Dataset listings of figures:
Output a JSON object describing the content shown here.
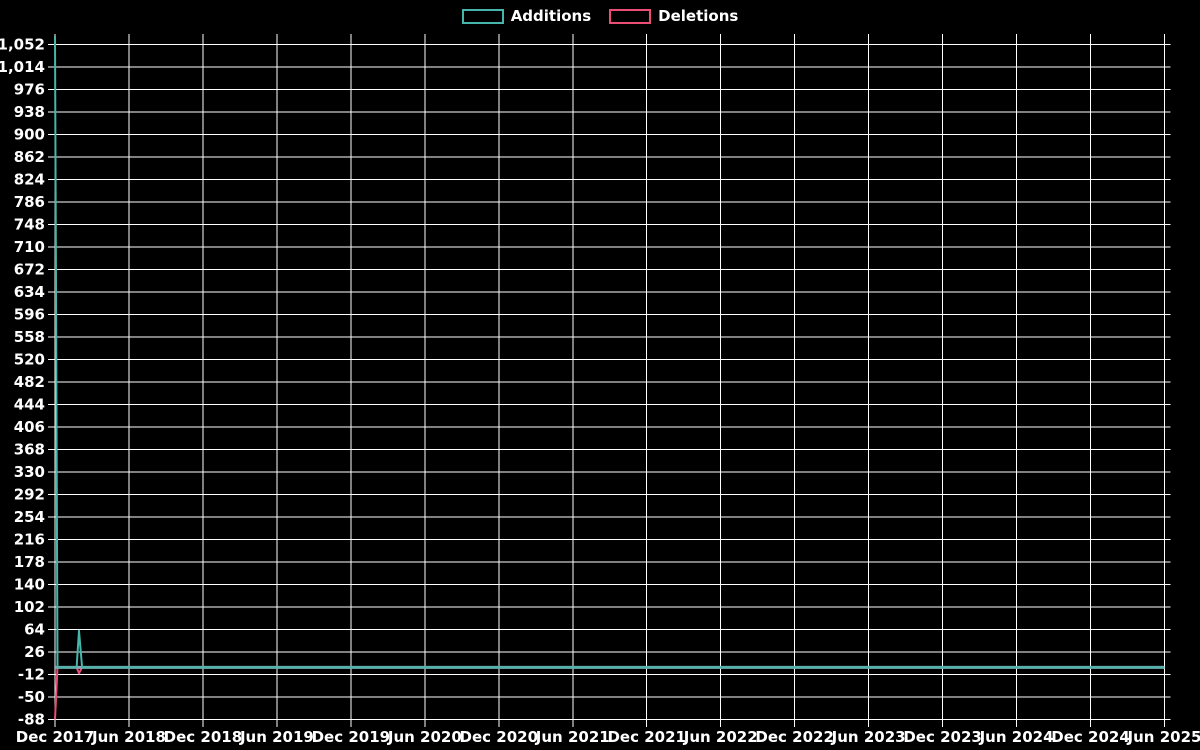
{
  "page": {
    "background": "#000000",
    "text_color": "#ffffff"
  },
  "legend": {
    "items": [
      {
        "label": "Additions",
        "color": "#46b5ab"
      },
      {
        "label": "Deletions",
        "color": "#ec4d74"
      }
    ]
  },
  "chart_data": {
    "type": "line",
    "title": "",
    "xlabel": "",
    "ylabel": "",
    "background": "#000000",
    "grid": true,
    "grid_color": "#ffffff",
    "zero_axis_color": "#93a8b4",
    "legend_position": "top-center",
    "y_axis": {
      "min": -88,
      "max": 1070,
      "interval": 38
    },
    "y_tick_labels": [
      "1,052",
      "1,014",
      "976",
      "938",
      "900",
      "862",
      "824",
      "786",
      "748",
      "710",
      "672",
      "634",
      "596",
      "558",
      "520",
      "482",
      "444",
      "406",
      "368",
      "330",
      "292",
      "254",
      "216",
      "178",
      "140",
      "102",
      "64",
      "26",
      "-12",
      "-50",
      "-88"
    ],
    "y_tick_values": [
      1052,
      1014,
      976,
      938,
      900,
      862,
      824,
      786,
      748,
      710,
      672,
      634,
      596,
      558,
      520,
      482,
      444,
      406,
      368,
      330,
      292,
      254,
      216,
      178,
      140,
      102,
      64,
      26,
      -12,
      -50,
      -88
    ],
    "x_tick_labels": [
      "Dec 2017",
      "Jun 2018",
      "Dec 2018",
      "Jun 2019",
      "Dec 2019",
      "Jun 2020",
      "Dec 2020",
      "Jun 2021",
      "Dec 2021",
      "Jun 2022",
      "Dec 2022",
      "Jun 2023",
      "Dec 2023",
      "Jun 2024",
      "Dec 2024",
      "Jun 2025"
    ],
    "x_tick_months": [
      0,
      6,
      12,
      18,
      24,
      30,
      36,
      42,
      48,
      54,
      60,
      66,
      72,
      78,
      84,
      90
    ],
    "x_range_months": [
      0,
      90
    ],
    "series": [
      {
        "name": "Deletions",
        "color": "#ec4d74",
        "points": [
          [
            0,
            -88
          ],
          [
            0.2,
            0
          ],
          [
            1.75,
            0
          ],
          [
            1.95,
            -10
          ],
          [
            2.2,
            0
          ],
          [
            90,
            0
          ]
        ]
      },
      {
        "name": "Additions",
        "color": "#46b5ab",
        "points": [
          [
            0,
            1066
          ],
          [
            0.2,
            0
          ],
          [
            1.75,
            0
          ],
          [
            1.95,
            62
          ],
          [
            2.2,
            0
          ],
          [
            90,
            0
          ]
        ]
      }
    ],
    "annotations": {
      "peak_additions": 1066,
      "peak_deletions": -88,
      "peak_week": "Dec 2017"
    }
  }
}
==
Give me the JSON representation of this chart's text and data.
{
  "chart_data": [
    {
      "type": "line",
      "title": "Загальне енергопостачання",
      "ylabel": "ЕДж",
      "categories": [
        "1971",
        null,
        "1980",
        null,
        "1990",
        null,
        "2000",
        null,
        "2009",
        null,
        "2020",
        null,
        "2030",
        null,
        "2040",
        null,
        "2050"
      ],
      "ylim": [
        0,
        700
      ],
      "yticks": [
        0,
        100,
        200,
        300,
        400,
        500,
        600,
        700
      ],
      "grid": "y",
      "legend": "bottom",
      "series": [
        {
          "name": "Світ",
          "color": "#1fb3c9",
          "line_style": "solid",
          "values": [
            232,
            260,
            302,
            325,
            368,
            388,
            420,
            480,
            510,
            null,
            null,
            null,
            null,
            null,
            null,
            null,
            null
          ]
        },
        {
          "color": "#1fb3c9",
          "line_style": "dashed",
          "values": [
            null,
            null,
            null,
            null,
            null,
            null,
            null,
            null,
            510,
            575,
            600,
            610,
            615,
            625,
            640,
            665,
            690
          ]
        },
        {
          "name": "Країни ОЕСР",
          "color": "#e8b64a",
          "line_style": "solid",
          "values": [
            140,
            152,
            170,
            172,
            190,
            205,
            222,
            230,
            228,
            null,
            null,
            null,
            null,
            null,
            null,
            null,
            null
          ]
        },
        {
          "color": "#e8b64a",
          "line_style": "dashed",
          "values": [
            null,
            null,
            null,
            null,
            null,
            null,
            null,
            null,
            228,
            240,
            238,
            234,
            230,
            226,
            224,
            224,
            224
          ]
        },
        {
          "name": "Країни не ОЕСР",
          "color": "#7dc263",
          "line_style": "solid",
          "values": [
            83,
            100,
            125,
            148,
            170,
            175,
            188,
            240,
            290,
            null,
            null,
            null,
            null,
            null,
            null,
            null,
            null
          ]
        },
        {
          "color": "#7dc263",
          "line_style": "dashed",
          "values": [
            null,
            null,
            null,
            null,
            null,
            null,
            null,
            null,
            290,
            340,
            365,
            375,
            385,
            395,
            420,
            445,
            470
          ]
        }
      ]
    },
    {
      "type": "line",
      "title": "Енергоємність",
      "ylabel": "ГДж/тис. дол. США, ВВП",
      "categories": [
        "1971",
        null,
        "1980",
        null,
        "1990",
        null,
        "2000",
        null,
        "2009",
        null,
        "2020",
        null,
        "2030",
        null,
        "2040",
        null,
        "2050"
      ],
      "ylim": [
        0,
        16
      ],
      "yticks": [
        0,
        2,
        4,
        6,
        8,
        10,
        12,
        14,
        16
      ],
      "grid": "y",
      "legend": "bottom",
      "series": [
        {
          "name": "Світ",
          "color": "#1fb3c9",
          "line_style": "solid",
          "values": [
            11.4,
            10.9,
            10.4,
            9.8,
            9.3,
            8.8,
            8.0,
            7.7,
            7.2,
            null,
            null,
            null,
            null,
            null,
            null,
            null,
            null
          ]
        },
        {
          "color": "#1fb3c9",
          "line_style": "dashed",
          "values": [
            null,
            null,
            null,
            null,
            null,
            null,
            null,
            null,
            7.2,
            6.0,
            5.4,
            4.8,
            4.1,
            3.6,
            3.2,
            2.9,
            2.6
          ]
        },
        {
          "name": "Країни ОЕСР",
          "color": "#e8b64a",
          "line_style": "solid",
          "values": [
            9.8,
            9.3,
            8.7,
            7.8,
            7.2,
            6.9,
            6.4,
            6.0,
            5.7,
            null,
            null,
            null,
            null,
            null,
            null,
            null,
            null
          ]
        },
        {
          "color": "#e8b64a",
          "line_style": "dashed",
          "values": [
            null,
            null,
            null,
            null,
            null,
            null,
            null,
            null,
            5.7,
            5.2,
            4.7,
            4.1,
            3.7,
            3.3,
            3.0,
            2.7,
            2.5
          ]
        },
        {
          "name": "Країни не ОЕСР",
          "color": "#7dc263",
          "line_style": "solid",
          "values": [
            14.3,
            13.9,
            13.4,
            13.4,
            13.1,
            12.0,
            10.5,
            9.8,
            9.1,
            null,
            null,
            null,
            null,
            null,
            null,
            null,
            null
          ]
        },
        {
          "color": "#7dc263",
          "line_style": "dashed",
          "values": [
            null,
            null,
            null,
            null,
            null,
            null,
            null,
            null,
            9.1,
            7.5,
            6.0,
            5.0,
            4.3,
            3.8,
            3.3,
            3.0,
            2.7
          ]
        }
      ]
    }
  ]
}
---
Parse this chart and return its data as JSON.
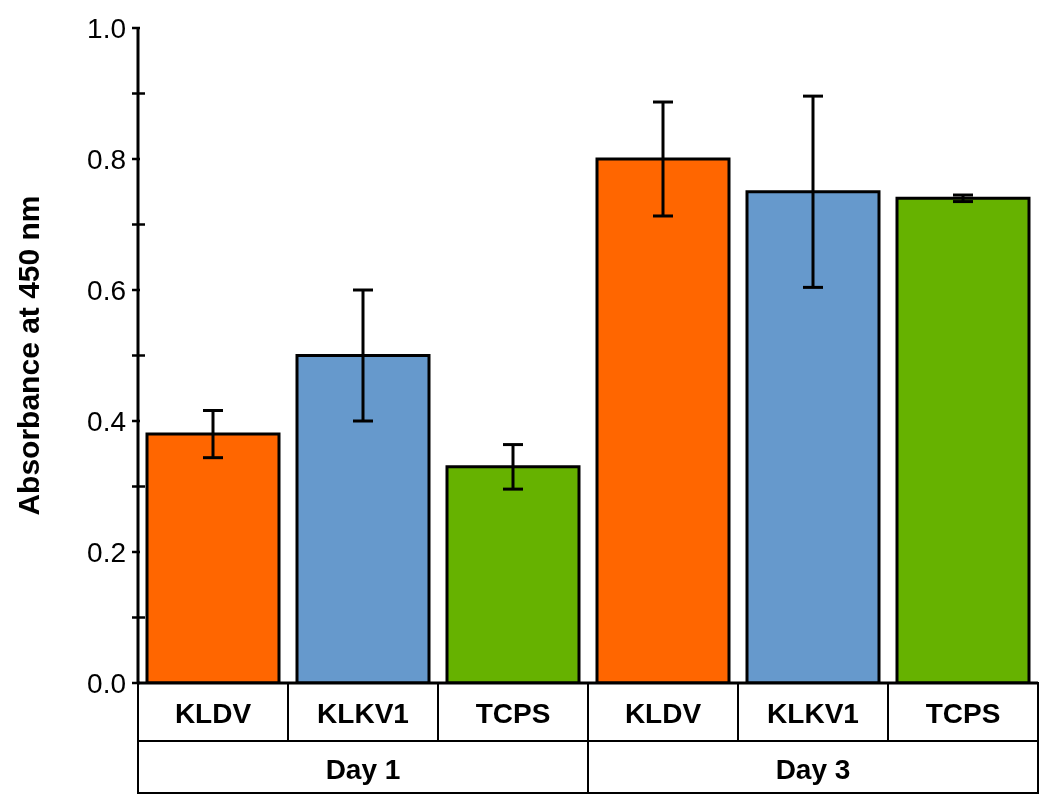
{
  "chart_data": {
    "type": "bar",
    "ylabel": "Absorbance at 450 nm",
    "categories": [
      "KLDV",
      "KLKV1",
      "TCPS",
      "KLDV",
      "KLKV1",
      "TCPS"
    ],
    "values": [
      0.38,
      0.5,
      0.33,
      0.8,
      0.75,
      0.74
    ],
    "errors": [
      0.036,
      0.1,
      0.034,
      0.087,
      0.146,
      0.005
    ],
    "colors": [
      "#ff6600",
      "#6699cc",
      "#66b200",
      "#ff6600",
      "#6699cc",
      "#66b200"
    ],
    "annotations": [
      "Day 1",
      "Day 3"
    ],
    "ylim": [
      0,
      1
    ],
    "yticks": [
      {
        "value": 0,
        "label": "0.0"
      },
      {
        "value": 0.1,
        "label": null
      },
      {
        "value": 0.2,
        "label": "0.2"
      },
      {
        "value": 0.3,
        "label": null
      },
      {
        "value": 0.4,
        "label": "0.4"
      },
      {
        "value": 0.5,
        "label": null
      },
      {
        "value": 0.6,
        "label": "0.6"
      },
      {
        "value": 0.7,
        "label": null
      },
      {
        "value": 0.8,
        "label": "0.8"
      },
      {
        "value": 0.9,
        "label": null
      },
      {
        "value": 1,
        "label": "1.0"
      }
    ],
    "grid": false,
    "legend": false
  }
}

# Job
Copy each line above that contains the string "JSON".

# Exercise solution
Output a JSON object describing the content shown here.
Give me the JSON representation of this chart's text and data.
Parse this chart and return its data as JSON.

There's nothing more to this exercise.